#### [What you need to do]
Output every line below without omitting or altering anything.

☆ ☆ ☆

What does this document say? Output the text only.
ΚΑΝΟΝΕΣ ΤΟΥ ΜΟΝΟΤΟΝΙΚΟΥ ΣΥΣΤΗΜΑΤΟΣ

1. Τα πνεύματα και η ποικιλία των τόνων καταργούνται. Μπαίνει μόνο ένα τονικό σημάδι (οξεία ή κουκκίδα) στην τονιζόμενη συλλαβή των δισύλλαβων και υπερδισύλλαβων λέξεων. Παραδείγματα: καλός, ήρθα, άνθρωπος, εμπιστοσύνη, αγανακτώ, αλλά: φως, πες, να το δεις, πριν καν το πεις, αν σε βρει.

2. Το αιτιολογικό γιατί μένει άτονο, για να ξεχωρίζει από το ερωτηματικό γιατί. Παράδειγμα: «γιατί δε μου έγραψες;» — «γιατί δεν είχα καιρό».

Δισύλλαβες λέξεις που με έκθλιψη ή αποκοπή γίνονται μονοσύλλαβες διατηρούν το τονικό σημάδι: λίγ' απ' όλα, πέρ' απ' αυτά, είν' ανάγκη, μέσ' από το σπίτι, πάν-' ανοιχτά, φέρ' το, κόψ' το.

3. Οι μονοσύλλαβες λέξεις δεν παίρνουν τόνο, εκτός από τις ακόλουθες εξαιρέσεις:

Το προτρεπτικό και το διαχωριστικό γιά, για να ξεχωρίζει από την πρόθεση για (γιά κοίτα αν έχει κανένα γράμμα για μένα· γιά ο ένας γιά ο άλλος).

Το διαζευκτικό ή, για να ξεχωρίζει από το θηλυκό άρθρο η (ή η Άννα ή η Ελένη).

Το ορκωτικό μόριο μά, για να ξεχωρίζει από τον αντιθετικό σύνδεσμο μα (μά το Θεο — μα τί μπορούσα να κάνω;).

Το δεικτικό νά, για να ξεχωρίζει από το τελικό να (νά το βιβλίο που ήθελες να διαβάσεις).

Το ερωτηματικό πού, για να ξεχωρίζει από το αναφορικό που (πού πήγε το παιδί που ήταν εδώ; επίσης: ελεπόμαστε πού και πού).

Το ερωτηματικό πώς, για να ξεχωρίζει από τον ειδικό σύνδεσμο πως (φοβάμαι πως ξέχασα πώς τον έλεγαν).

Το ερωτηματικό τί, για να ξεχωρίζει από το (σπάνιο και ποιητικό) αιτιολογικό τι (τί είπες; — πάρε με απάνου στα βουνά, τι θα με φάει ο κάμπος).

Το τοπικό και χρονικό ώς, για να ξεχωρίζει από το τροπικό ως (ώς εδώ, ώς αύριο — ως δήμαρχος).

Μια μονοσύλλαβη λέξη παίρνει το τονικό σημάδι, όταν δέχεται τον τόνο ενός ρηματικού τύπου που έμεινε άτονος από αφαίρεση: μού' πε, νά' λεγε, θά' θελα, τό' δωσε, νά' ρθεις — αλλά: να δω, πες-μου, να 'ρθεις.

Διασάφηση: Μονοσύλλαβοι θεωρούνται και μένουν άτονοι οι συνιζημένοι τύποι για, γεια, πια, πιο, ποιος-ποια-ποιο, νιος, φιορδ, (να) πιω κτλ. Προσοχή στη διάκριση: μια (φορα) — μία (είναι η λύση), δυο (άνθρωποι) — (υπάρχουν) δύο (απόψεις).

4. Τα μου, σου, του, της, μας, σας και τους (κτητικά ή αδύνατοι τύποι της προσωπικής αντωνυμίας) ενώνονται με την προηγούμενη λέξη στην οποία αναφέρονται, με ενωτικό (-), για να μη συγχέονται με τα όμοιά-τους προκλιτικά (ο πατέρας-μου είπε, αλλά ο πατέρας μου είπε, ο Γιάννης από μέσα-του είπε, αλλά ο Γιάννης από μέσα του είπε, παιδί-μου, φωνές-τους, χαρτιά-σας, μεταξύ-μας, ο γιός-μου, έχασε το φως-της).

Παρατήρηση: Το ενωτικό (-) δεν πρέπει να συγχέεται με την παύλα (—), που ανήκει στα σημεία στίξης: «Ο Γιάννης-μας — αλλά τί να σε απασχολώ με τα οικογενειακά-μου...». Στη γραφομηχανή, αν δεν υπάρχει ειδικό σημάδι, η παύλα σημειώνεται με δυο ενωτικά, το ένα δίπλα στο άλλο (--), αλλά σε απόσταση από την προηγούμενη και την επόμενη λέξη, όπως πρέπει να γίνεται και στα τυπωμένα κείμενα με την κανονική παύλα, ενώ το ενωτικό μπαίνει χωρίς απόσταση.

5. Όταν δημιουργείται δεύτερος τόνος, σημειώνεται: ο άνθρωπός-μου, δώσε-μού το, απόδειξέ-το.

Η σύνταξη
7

☆ ☆ ☆

#### [Worked answer]
What does this document say? Output the text only.
ΚΑΝΟΝΕΣ ΤΟΥ ΜΟΝΟΤΟΝΙΚΟΥ ΣΥΣΤΗΜΑΤΟΣ

1. Τα πνεύματα και η ποικιλία των τόνων καταργούνται. Μπαίνει μόνο ένα τονικό σημάδι (οξεία ή κουκκίδα) στην τονιζόμενη συλλαβή των δισύλλαβων και υπερδισύλλαβων λέξεων. Παραδείγματα: καλός, ήρθα, άνθρωπος, εμπιστοσύνη, αγανακτώ, αλλά: φως, πες, να το δεις, πριν καν το πεις, αν σε βρει.

2. Το αιτιολογικό γιατί μένει άτονο, για να ξεχωρίζει από το ερωτηματικό γιατί. Παράδειγμα: «γιατί δε μου έγραψες;» — «γιατί δεν είχα καιρό».

Δισύλλαβες λέξεις που με έκθλιψη ή αποκοπή γίνονται μονοσύλλαβες διατηρούν το τονικό σημάδι: λίγ' απ' όλα, πέρ' απ' αυτά, είν' ανάγκη, μέσ' από το σπίτι, πάν-' ανοιχτά, φέρ' το, κόψ' το.

3. Οι μονοσύλλαβες λέξεις δεν παίρνουν τόνο, εκτός από τις ακόλουθες εξαιρέσεις:

Το προτρεπτικό και το διαχωριστικό γιά, για να ξεχωρίζει από την πρόθεση για (γιά κοίτα αν έχει κανένα γράμμα για μένα· γιά ο ένας γιά ο άλλος).

Το διαζευκτικό ή, για να ξεχωρίζει από το θηλυκό άρθρο η (ή η Άννα ή η Ελένη).

Το ορκωτικό μόριο μά, για να ξεχωρίζει από τον αντιθετικό σύνδεσμο μα (μά το Θεο — μα τί μπορούσα να κάνω;).

Το δεικτικό νά, για να ξεχωρίζει από το τελικό να (νά το βιβλίο που ήθελες να διαβάσεις).

Το ερωτηματικό πού, για να ξεχωρίζει από το αναφορικό που (πού πήγε το παιδί που ήταν εδώ; επίσης: ελεπόμαστε πού και πού).

Το ερωτηματικό πώς, για να ξεχωρίζει από τον ειδικό σύνδεσμο πως (φοβάμαι πως ξέχασα πώς τον έλεγαν).

Το ερωτηματικό τί, για να ξεχωρίζει από το (σπάνιο και ποιητικό) αιτιολογικό τι (τί είπες; — πάρε με απάνου στα βουνά, τι θα με φάει ο κάμπος).

Το τοπικό και χρονικό ώς, για να ξεχωρίζει από το τροπικό ως (ώς εδώ, ώς αύριο — ως δήμαρχος).

Μια μονοσύλλαβη λέξη παίρνει το τονικό σημάδι, όταν δέχεται τον τόνο ενός ρηματικού τύπου που έμεινε άτονος από αφαίρεση: μού' πε, νά' λεγε, θά' θελα, τό' δωσε, νά' ρθεις — αλλά: να δω, πες-μου, να 'ρθεις.

Διασάφηση: Μονοσύλλαβοι θεωρούνται και μένουν άτονοι οι συνιζημένοι τύποι για, γεια, πια, πιο, ποιος-ποια-ποιο, νιος, φιορδ, (να) πιω κτλ. Προσοχή στη διάκριση: μια (φορα) — μία (είναι η λύση), δυο (άνθρωποι) — (υπάρχουν) δύο (απόψεις).

4. Τα μου, σου, του, της, μας, σας και τους (κτητικά ή αδύνατοι τύποι της προσωπικής αντωνυμίας) ενώνονται με την προηγούμενη λέξη στην οποία αναφέρονται, με ενωτικό (-), για να μη συγχέονται με τα όμοιά-τους προκλιτικά (ο πατέρας-μου είπε, αλλά ο πατέρας μου είπε, ο Γιάννης από μέσα-του είπε, αλλά ο Γιάννης από μέσα του είπε, παιδί-μου, φωνές-τους, χαρτιά-σας, μεταξύ-μας, ο γιός-μου, έχασε το φως-της).

Παρατήρηση: Το ενωτικό (-) δεν πρέπει να συγχέεται με την παύλα (—), που ανήκει στα σημεία στίξης: «Ο Γιάννης-μας — αλλά τί να σε απασχολώ με τα οικογενειακά-μου...». Στη γραφομηχανή, αν δεν υπάρχει ειδικό σημάδι, η παύλα σημειώνεται με δυο ενωτικά, το ένα δίπλα στο άλλο (--), αλλά σε απόσταση από την προηγούμενη και την επόμενη λέξη, όπως πρέπει να γίνεται και στα τυπωμένα κείμενα με την κανονική παύλα, ενώ το ενωτικό μπαίνει χωρίς απόσταση.

5. Όταν δημιουργείται δεύτερος τόνος, σημειώνεται: ο άνθρωπός-μου, δώσε-μού το, απόδειξέ-το.

Η σύνταξη
7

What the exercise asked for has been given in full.